**Description of the task**
Faithfully return all lines, omitting every embedded picture.

--- start of Data records ---

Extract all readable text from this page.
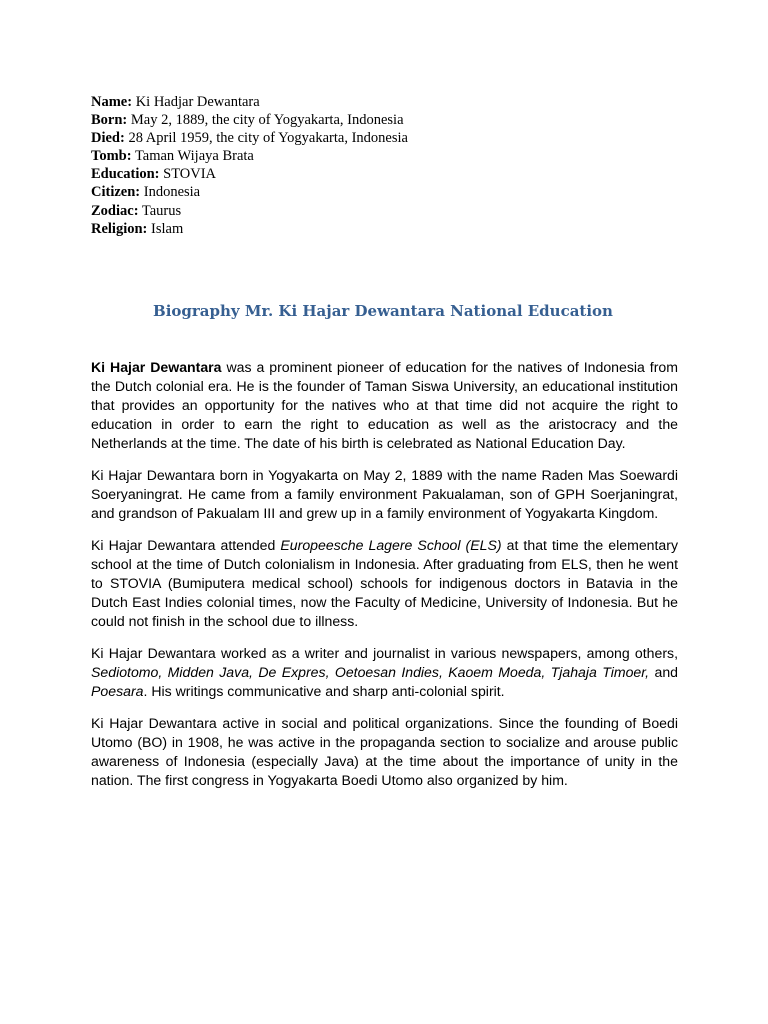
Name: Ki Hadjar Dewantara
Born: May 2, 1889, the city of Yogyakarta, Indonesia
Died: 28 April 1959, the city of Yogyakarta, Indonesia
Tomb: Taman Wijaya Brata
Education: STOVIA
Citizen: Indonesia
Zodiac: Taurus
Religion: Islam
Biography Mr. Ki Hajar Dewantara National Education

Ki Hajar Dewantara was a prominent pioneer of education for the natives of Indonesia from the Dutch colonial era. He is the founder of Taman Siswa University, an educational institution that provides an opportunity for the natives who at that time did not acquire the right to education in order to earn the right to education as well as the aristocracy and the Netherlands at the time. The date of his birth is celebrated as National Education Day.

Ki Hajar Dewantara born in Yogyakarta on May 2, 1889 with the name Raden Mas Soewardi Soeryaningrat. He came from a family environment Pakualaman, son of GPH Soerjaningrat, and grandson of Pakualam III and grew up in a family environment of Yogyakarta Kingdom.

Ki Hajar Dewantara attended Europeesche Lagere School (ELS) at that time the elementary school at the time of Dutch colonialism in Indonesia. After graduating from ELS, then he went to STOVIA (Bumiputera medical school) schools for indigenous doctors in Batavia in the Dutch East Indies colonial times, now the Faculty of Medicine, University of Indonesia. But he could not finish in the school due to illness.

Ki Hajar Dewantara worked as a writer and journalist in various newspapers, among others, Sediotomo, Midden Java, De Expres, Oetoesan Indies, Kaoem Moeda, Tjahaja Timoer, and Poesara. His writings communicative and sharp anti-colonial spirit.

Ki Hajar Dewantara active in social and political organizations. Since the founding of Boedi Utomo (BO) in 1908, he was active in the propaganda section to socialize and arouse public awareness of Indonesia (especially Java) at the time about the importance of unity in the nation. The first congress in Yogyakarta Boedi Utomo also organized by him.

--- end of Data records ---

**Worked answer**
Extract all readable text from this page.
Name: Ki Hadjar Dewantara
Born: May 2, 1889, the city of Yogyakarta, Indonesia
Died: 28 April 1959, the city of Yogyakarta, Indonesia
Tomb: Taman Wijaya Brata
Education: STOVIA
Citizen: Indonesia
Zodiac: Taurus
Religion: Islam
Biography Mr. Ki Hajar Dewantara National Education

Ki Hajar Dewantara was a prominent pioneer of education for the natives of Indonesia from the Dutch colonial era. He is the founder of Taman Siswa University, an educational institution that provides an opportunity for the natives who at that time did not acquire the right to education in order to earn the right to education as well as the aristocracy and the Netherlands at the time. The date of his birth is celebrated as National Education Day.

Ki Hajar Dewantara born in Yogyakarta on May 2, 1889 with the name Raden Mas Soewardi Soeryaningrat. He came from a family environment Pakualaman, son of GPH Soerjaningrat, and grandson of Pakualam III and grew up in a family environment of Yogyakarta Kingdom.

Ki Hajar Dewantara attended Europeesche Lagere School (ELS) at that time the elementary school at the time of Dutch colonialism in Indonesia. After graduating from ELS, then he went to STOVIA (Bumiputera medical school) schools for indigenous doctors in Batavia in the Dutch East Indies colonial times, now the Faculty of Medicine, University of Indonesia. But he could not finish in the school due to illness.

Ki Hajar Dewantara worked as a writer and journalist in various newspapers, among others, Sediotomo, Midden Java, De Expres, Oetoesan Indies, Kaoem Moeda, Tjahaja Timoer, and Poesara. His writings communicative and sharp anti-colonial spirit.

Ki Hajar Dewantara active in social and political organizations. Since the founding of Boedi Utomo (BO) in 1908, he was active in the propaganda section to socialize and arouse public awareness of Indonesia (especially Java) at the time about the importance of unity in the nation. The first congress in Yogyakarta Boedi Utomo also organized by him.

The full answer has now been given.